BEGIN Data shown

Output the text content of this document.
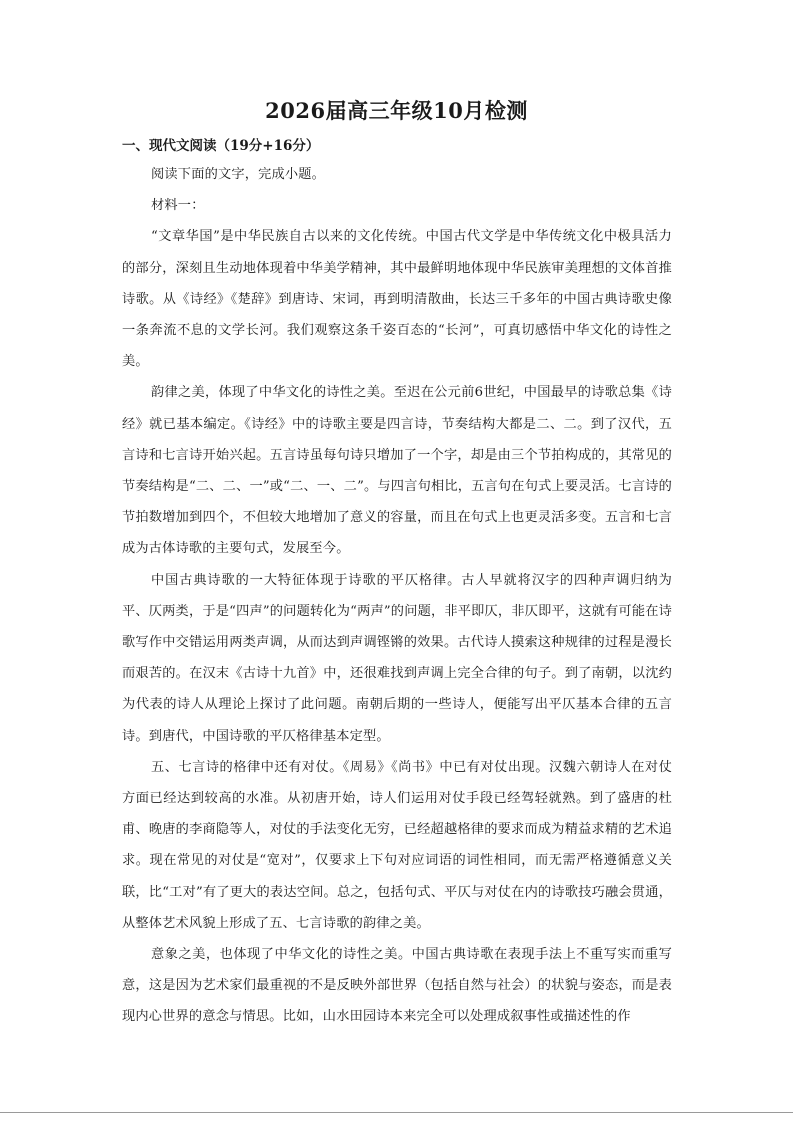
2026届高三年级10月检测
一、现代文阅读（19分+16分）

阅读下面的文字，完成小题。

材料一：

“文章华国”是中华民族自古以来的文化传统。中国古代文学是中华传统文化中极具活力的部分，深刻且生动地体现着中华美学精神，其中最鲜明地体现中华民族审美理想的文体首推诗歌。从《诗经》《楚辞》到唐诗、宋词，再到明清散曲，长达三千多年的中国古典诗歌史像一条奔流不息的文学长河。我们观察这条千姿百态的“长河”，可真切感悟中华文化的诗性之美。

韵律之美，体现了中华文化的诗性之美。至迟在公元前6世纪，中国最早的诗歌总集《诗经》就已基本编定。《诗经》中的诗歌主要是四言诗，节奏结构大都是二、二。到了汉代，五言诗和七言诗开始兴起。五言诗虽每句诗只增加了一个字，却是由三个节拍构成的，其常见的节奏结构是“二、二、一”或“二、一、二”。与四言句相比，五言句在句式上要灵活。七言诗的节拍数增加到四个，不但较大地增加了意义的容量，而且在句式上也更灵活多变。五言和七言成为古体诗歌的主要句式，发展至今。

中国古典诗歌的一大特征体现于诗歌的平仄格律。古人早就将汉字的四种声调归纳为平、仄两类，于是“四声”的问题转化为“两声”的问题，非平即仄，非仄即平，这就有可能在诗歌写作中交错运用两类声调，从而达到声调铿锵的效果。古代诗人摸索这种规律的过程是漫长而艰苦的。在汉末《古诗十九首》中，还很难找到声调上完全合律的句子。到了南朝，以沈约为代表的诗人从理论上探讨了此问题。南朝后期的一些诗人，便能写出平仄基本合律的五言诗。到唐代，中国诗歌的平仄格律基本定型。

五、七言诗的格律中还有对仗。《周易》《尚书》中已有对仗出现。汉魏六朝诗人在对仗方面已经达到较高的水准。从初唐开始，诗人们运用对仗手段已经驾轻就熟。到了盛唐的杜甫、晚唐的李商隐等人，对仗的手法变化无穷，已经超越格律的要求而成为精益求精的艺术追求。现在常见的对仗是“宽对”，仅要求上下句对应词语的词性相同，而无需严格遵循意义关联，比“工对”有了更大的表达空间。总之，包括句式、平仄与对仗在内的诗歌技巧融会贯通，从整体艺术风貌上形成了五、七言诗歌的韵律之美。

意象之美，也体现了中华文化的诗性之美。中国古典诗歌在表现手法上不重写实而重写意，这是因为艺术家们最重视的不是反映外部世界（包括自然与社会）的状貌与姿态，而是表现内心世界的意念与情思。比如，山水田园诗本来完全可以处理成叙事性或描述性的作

END Data shown
BEGIN Data shown

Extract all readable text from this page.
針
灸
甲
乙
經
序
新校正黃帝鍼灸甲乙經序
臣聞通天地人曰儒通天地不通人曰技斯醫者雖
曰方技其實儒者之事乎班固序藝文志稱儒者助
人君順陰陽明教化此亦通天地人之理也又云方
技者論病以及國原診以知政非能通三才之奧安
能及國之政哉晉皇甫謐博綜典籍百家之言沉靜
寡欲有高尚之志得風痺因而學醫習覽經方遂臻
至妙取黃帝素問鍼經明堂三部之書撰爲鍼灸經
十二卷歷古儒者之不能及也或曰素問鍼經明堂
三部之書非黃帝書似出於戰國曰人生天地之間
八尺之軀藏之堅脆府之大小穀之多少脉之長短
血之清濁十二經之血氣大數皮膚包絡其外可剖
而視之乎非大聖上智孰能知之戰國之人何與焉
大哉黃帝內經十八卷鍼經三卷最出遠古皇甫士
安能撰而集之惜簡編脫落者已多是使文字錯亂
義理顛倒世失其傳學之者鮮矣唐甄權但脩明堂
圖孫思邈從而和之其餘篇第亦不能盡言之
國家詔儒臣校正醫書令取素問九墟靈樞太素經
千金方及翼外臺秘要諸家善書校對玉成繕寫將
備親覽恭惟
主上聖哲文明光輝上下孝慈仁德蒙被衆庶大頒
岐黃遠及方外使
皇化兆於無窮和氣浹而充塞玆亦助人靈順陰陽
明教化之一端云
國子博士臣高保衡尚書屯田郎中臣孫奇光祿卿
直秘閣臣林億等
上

END Data shown

Gather each line of the listing that holds the string "text".

• Answer to the task:
Output the text content of this document.
Extract all readable text from this page.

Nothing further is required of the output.